Quote all of the entries word for word.

--- start ---

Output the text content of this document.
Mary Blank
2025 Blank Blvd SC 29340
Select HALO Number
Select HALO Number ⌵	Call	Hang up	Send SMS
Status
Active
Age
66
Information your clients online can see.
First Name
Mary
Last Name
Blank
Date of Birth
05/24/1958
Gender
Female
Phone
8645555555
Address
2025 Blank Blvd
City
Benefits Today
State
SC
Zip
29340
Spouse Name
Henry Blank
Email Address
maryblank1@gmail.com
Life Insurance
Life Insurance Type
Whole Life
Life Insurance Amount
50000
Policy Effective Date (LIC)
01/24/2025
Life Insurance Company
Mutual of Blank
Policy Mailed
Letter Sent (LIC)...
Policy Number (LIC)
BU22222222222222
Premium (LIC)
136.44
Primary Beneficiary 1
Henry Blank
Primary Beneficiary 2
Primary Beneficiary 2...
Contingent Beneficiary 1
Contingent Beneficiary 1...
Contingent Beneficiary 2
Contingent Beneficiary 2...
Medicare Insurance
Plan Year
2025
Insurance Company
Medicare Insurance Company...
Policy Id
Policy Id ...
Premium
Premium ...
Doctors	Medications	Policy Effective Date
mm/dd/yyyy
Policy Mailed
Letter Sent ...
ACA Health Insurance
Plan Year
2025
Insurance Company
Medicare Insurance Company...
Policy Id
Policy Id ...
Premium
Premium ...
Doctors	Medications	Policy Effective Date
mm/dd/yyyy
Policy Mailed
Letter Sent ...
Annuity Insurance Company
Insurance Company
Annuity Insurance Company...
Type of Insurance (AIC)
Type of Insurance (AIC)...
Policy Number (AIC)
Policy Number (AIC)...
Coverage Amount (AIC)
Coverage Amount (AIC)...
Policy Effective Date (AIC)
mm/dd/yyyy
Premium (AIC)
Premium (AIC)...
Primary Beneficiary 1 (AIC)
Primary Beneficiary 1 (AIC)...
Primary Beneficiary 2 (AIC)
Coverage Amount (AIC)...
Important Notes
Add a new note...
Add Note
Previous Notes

--- end ---

### Exercise response:
Output the text content of this document.
Mary Blank
2025 Blank Blvd SC 29340
Select HALO Number
Select HALO Number ⌵	Call	Hang up	Send SMS
Status
Active
Age
66
Information your clients online can see.
First Name
Mary
Last Name
Blank
Date of Birth
05/24/1958
Gender
Female
Phone
8645555555
Address
2025 Blank Blvd
City
Benefits Today
State
SC
Zip
29340
Spouse Name
Henry Blank
Email Address
maryblank1@gmail.com
Life Insurance
Life Insurance Type
Whole Life
Life Insurance Amount
50000
Policy Effective Date (LIC)
01/24/2025
Life Insurance Company
Mutual of Blank
Policy Mailed
Letter Sent (LIC)...
Policy Number (LIC)
BU22222222222222
Premium (LIC)
136.44
Primary Beneficiary 1
Henry Blank
Primary Beneficiary 2
Primary Beneficiary 2...
Contingent Beneficiary 1
Contingent Beneficiary 1...
Contingent Beneficiary 2
Contingent Beneficiary 2...
Medicare Insurance
Plan Year
2025
Insurance Company
Medicare Insurance Company...
Policy Id
Policy Id ...
Premium
Premium ...
Doctors	Medications	Policy Effective Date
mm/dd/yyyy
Policy Mailed
Letter Sent ...
ACA Health Insurance
Plan Year
2025
Insurance Company
Medicare Insurance Company...
Policy Id
Policy Id ...
Premium
Premium ...
Doctors	Medications	Policy Effective Date
mm/dd/yyyy
Policy Mailed
Letter Sent ...
Annuity Insurance Company
Insurance Company
Annuity Insurance Company...
Type of Insurance (AIC)
Type of Insurance (AIC)...
Policy Number (AIC)
Policy Number (AIC)...
Coverage Amount (AIC)
Coverage Amount (AIC)...
Policy Effective Date (AIC)
mm/dd/yyyy
Premium (AIC)
Premium (AIC)...
Primary Beneficiary 1 (AIC)
Primary Beneficiary 1 (AIC)...
Primary Beneficiary 2 (AIC)
Coverage Amount (AIC)...
Important Notes
Add a new note...
Add Note
Previous Notes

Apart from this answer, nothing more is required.